Given problem:
Output each line of the listings below as a JSON array of strings, one string per line. Skip blank lines and leave out the pictures.

Annotated region listings:

########

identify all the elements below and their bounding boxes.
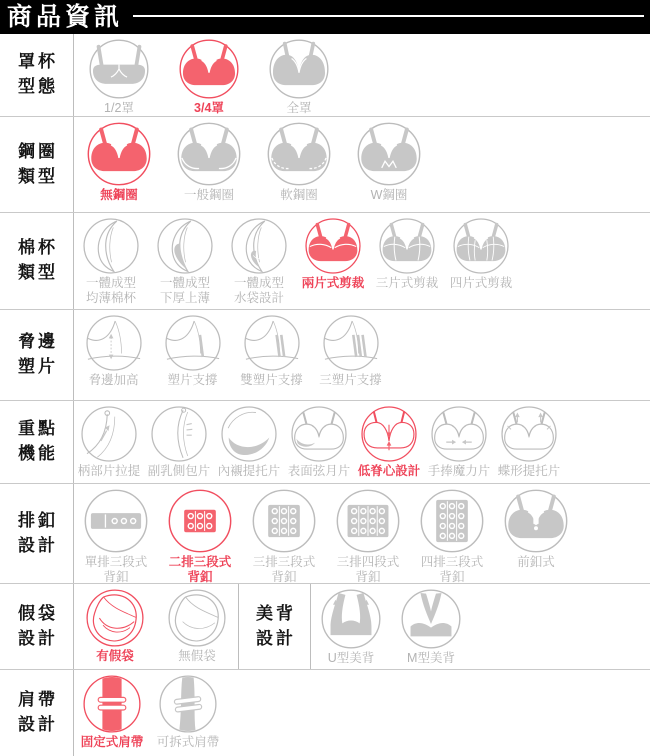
feature-item-label: 三排四段式 背釦 [336, 555, 400, 584]
feature-item [74, 34, 164, 116]
feature-row [0, 116, 650, 212]
feature-item [296, 213, 370, 309]
feature-item [74, 401, 144, 483]
feature-item [424, 401, 494, 483]
page-title: 商品資訊 [7, 3, 124, 31]
back-u-shape-icon [320, 588, 382, 650]
side-raised-icon [85, 314, 143, 372]
feature-row [0, 483, 650, 583]
hooks-1x3-icon [83, 488, 149, 554]
feature-item-label: 一體成型 水袋設計 [233, 276, 284, 305]
feature-item-label: 一體成型 均薄棉杯 [85, 276, 136, 305]
feature-item [311, 584, 391, 669]
feature-item-label: 柄部片拉提 [77, 464, 141, 478]
header-bar [0, 0, 650, 34]
feature-item-label: 全罩 [286, 101, 312, 115]
hooks-3x3-icon [251, 488, 317, 554]
feature-item [494, 484, 578, 583]
row-label: 假袋 設計 [0, 584, 74, 669]
pocket-no-icon [167, 588, 227, 648]
feature-item-label: 副乳側包片 [147, 464, 211, 478]
hooks-4x3-icon [419, 488, 485, 554]
feature-item-label: 四片式剪裁 [449, 276, 513, 290]
title-rule [133, 15, 644, 17]
feature-item-label: 1/2罩 [104, 101, 134, 115]
row-label: 脅邊 塑片 [0, 310, 74, 400]
bra-half-cup-icon [88, 38, 150, 100]
feature-row [0, 400, 650, 483]
low-center-gore-icon [360, 405, 418, 463]
feature-item-label: 三塑片支撐 [319, 373, 382, 387]
cup-thin-molded-icon [82, 217, 140, 275]
feature-item [254, 117, 344, 212]
feature-item [158, 484, 242, 583]
feature-table [0, 34, 650, 756]
feature-item-label: 三排三段式 背釦 [252, 555, 316, 584]
feature-item-label: 單排三段式 背釦 [84, 555, 148, 584]
bra-full-cup-icon [268, 38, 330, 100]
feature-row [0, 583, 650, 669]
front-clasp-icon [503, 488, 569, 554]
feature-item [254, 34, 344, 116]
side-one-bone-icon [164, 314, 222, 372]
bra-underwire-icon [176, 121, 242, 187]
bra-three-quarter-cup-icon [178, 38, 240, 100]
feature-item-label: 一般鋼圈 [183, 188, 234, 202]
cup-water-pad-icon [230, 217, 288, 275]
feature-item [354, 401, 424, 483]
hooks-3x4-icon [335, 488, 401, 554]
feature-item [344, 117, 434, 212]
feature-item [74, 484, 158, 583]
feature-item [242, 484, 326, 583]
feature-item-label: 脅邊加高 [88, 373, 139, 387]
feature-item [391, 584, 471, 669]
feature-item-label: 可拆式肩帶 [156, 735, 220, 749]
feature-item-label: 四排三段式 背釦 [420, 555, 484, 584]
feature-item-label: 有假袋 [96, 649, 134, 663]
feature-item [284, 401, 354, 483]
strap-detachable-icon [158, 674, 218, 734]
side-two-bone-icon [243, 314, 301, 372]
feature-item-label: 手捧魔力片 [427, 464, 491, 478]
feature-item-label: 表面弦月片 [287, 464, 351, 478]
back-m-shape-icon [400, 588, 462, 650]
feature-item-label: 一體成型 下厚上薄 [159, 276, 210, 305]
butterfly-lift-icon [500, 405, 558, 463]
feature-item-label: 固定式肩帶 [80, 735, 144, 749]
feature-item [410, 484, 494, 583]
feature-item [326, 484, 410, 583]
feature-row [0, 34, 650, 116]
bra-w-wire-icon [356, 121, 422, 187]
feature-item-label: 兩片式剪裁 [301, 276, 365, 290]
feature-item [156, 584, 238, 669]
feature-item-label: 軟鋼圈 [280, 188, 318, 202]
feature-item [232, 310, 311, 400]
feature-item [214, 401, 284, 483]
row-label: 罩杯 型態 [0, 34, 74, 116]
feature-item-label: 塑片支撐 [167, 373, 218, 387]
feature-item [148, 213, 222, 309]
feature-item [164, 117, 254, 212]
feature-item-label: 雙塑片支撐 [240, 373, 303, 387]
feature-item [144, 401, 214, 483]
row-label: 美背 設計 [238, 584, 311, 669]
bra-four-piece-icon [452, 217, 510, 275]
feature-item-label: 低脊心設計 [357, 464, 421, 478]
feature-item-label: 前釦式 [517, 555, 555, 569]
feature-row [0, 669, 650, 756]
pocket-yes-icon [85, 588, 145, 648]
feature-item-label: 3/4罩 [194, 101, 224, 115]
hooks-2x3-icon [167, 488, 233, 554]
feature-item [74, 670, 150, 756]
crescent-surface-icon [290, 405, 348, 463]
feature-item [74, 213, 148, 309]
feature-item [311, 310, 390, 400]
bra-three-piece-icon [378, 217, 436, 275]
bra-wireless-icon [86, 121, 152, 187]
cup-thick-bottom-icon [156, 217, 214, 275]
row-label: 重點 機能 [0, 401, 74, 483]
row-label: 鋼圈 類型 [0, 117, 74, 212]
feature-item-label: 內襯提托片 [217, 464, 281, 478]
feature-item-label: 無鋼圈 [100, 188, 138, 202]
feature-row [0, 309, 650, 400]
row-label: 肩帶 設計 [0, 670, 74, 756]
bra-soft-wire-icon [266, 121, 332, 187]
side-wrap-panel-icon [150, 405, 208, 463]
feature-item-label: 二排三段式 背釦 [168, 555, 232, 584]
feature-item [74, 117, 164, 212]
row-label: 棉杯 類型 [0, 213, 74, 309]
feature-item-label: 蝶形提托片 [497, 464, 561, 478]
feature-item [74, 584, 156, 669]
feature-item [444, 213, 518, 309]
feature-item-label: 無假袋 [178, 649, 216, 663]
inner-lining-lift-icon [220, 405, 278, 463]
feature-item-label: M型美背 [407, 651, 455, 665]
feature-item-label: 三片式剪裁 [375, 276, 439, 290]
bra-two-piece-icon [304, 217, 362, 275]
feature-row [0, 212, 650, 309]
feature-item [164, 34, 254, 116]
feature-item [150, 670, 226, 756]
magic-hold-panel-icon [430, 405, 488, 463]
strap-fixed-icon [82, 674, 142, 734]
feature-item-label: W鋼圈 [370, 188, 408, 202]
feature-item [74, 310, 153, 400]
feature-item-label: U型美背 [327, 651, 375, 665]
feature-item [370, 213, 444, 309]
handle-lift-icon [80, 405, 138, 463]
feature-item [222, 213, 296, 309]
feature-item [153, 310, 232, 400]
feature-item [494, 401, 564, 483]
row-label: 排釦 設計 [0, 484, 74, 583]
side-three-bone-icon [322, 314, 380, 372]
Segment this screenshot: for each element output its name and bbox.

########

Written answer:
[
  "identify all the elements below and their bounding boxes.",
  "feature-item-label: 三排四段式 背釦 [336, 555, 400, 584]",
  "feature-item [74, 34, 164, 116]",
  "feature-row [0, 116, 650, 212]",
  "feature-item [296, 213, 370, 309]",
  "feature-item [74, 401, 144, 483]",
  "feature-item [424, 401, 494, 483]",
  "page-title: 商品資訊 [7, 3, 124, 31]",
  "back-u-shape-icon [320, 588, 382, 650]",
  "side-raised-icon [85, 314, 143, 372]",
  "feature-row [0, 483, 650, 583]",
  "hooks-1x3-icon [83, 488, 149, 554]",
  "feature-item-label: 一體成型 水袋設計 [233, 276, 284, 305]",
  "feature-item-label: 一體成型 均薄棉杯 [85, 276, 136, 305]",
  "feature-item [311, 584, 391, 669]",
  "feature-item-label: 柄部片拉提 [77, 464, 141, 478]",
  "header-bar [0, 0, 650, 34]",
  "feature-item-label: 全罩 [286, 101, 312, 115]",
  "hooks-3x3-icon [251, 488, 317, 554]",
  "feature-item [494, 484, 578, 583]",
  "row-label: 假袋 設計 [0, 584, 74, 669]",
  "pocket-no-icon [167, 588, 227, 648]",
  "feature-item-label: 副乳側包片 [147, 464, 211, 478]",
  "hooks-4x3-icon [419, 488, 485, 554]",
  "feature-item-label: 四片式剪裁 [449, 276, 513, 290]",
  "title-rule [133, 15, 644, 17]",
  "feature-item-label: 1/2罩 [104, 101, 134, 115]",
  "row-label: 脅邊 塑片 [0, 310, 74, 400]",
  "bra-half-cup-icon [88, 38, 150, 100]",
  "feature-row [0, 400, 650, 483]",
  "low-center-gore-icon [360, 405, 418, 463]",
  "feature-item-label: 三塑片支撐 [319, 373, 382, 387]",
  "cup-thin-molded-icon [82, 217, 140, 275]",
  "feature-item [254, 117, 344, 212]",
  "feature-item [158, 484, 242, 583]",
  "feature-table [0, 34, 650, 756]",
  "feature-item-label: 三排三段式 背釦 [252, 555, 316, 584]",
  "feature-item-label: 單排三段式 背釦 [84, 555, 148, 584]",
  "bra-full-cup-icon [268, 38, 330, 100]",
  "feature-row [0, 583, 650, 669]",
  "front-clasp-icon [503, 488, 569, 554]",
  "feature-item [254, 34, 344, 116]",
  "side-one-bone-icon [164, 314, 222, 372]",
  "bra-underwire-icon [176, 121, 242, 187]",
  "bra-three-quarter-cup-icon [178, 38, 240, 100]",
  "feature-item-label: 一般鋼圈 [183, 188, 234, 202]",
  "cup-water-pad-icon [230, 217, 288, 275]",
  "feature-item [354, 401, 424, 483]",
  "hooks-3x4-icon [335, 488, 401, 554]",
  "feature-item [344, 117, 434, 212]",
  "feature-item [74, 484, 158, 583]",
  "feature-item [242, 484, 326, 583]",
  "feature-item-label: 脅邊加高 [88, 373, 139, 387]",
  "feature-item [391, 584, 471, 669]",
  "feature-item-label: 可拆式肩帶 [156, 735, 220, 749]",
  "feature-item-label: 四排三段式 背釦 [420, 555, 484, 584]",
  "feature-item-label: 有假袋 [96, 649, 134, 663]",
  "feature-item [284, 401, 354, 483]",
  "strap-detachable-icon [158, 674, 218, 734]",
  "side-two-bone-icon [243, 314, 301, 372]",
  "feature-item-label: 手捧魔力片 [427, 464, 491, 478]",
  "feature-item-label: 表面弦月片 [287, 464, 351, 478]",
  "back-m-shape-icon [400, 588, 462, 650]",
  "feature-item-label: 一體成型 下厚上薄 [159, 276, 210, 305]",
  "butterfly-lift-icon [500, 405, 558, 463]",
  "feature-item-label: 固定式肩帶 [80, 735, 144, 749]",
  "feature-item [410, 484, 494, 583]",
  "feature-item [326, 484, 410, 583]",
  "feature-row [0, 34, 650, 116]",
  "bra-w-wire-icon [356, 121, 422, 187]",
  "feature-item-label: 兩片式剪裁 [301, 276, 365, 290]",
  "feature-item [156, 584, 238, 669]",
  "feature-item-label: 軟鋼圈 [280, 188, 318, 202]",
  "feature-item [232, 310, 311, 400]",
  "feature-item [214, 401, 284, 483]",
  "row-label: 罩杯 型態 [0, 34, 74, 116]",
  "feature-item-label: 塑片支撐 [167, 373, 218, 387]",
  "feature-item [148, 213, 222, 309]",
  "feature-item [164, 117, 254, 212]",
  "feature-item-label: 雙塑片支撐 [240, 373, 303, 387]",
  "feature-item [144, 401, 214, 483]",
  "row-label: 美背 設計 [238, 584, 311, 669]",
  "bra-four-piece-icon [452, 217, 510, 275]",
  "feature-item-label: 低脊心設計 [357, 464, 421, 478]",
  "feature-item-label: 前釦式 [517, 555, 555, 569]",
  "feature-row [0, 669, 650, 756]",
  "pocket-yes-icon [85, 588, 145, 648]",
  "feature-item-label: 3/4罩 [194, 101, 224, 115]",
  "hooks-2x3-icon [167, 488, 233, 554]",
  "feature-item [74, 670, 150, 756]",
  "crescent-surface-icon [290, 405, 348, 463]",
  "feature-item [74, 213, 148, 309]",
  "feature-item [311, 310, 390, 400]",
  "bra-three-piece-icon [378, 217, 436, 275]",
  "bra-wireless-icon [86, 121, 152, 187]",
  "cup-thick-bottom-icon [156, 217, 214, 275]",
  "row-label: 重點 機能 [0, 401, 74, 483]",
  "row-label: 鋼圈 類型 [0, 117, 74, 212]",
  "feature-item-label: 內襯提托片 [217, 464, 281, 478]",
  "feature-item-label: 無鋼圈 [100, 188, 138, 202]",
  "feature-row [0, 309, 650, 400]",
  "row-label: 肩帶 設計 [0, 670, 74, 756]",
  "bra-soft-wire-icon [266, 121, 332, 187]",
  "side-wrap-panel-icon [150, 405, 208, 463]",
  "feature-item-label: 二排三段式 背釦 [168, 555, 232, 584]",
  "feature-item [74, 117, 164, 212]",
  "row-label: 棉杯 類型 [0, 213, 74, 309]",
  "feature-item-label: 蝶形提托片 [497, 464, 561, 478]",
  "feature-item [74, 584, 156, 669]",
  "feature-item [444, 213, 518, 309]",
  "feature-item-label: 無假袋 [178, 649, 216, 663]",
  "inner-lining-lift-icon [220, 405, 278, 463]",
  "feature-item-label: M型美背 [407, 651, 455, 665]",
  "feature-item-label: 三片式剪裁 [375, 276, 439, 290]",
  "bra-two-piece-icon [304, 217, 362, 275]",
  "feature-row [0, 212, 650, 309]",
  "feature-item [164, 34, 254, 116]",
  "feature-item [150, 670, 226, 756]",
  "magic-hold-panel-icon [430, 405, 488, 463]",
  "strap-fixed-icon [82, 674, 142, 734]",
  "feature-item-label: W鋼圈 [370, 188, 408, 202]",
  "feature-item [74, 310, 153, 400]",
  "feature-item-label: U型美背 [327, 651, 375, 665]",
  "feature-item [370, 213, 444, 309]",
  "handle-lift-icon [80, 405, 138, 463]",
  "feature-item [222, 213, 296, 309]",
  "feature-item [153, 310, 232, 400]",
  "feature-item [494, 401, 564, 483]",
  "row-label: 排釦 設計 [0, 484, 74, 583]",
  "side-three-bone-icon [322, 314, 380, 372]",
  "Segment this screenshot: for each element output its name and bbox."
]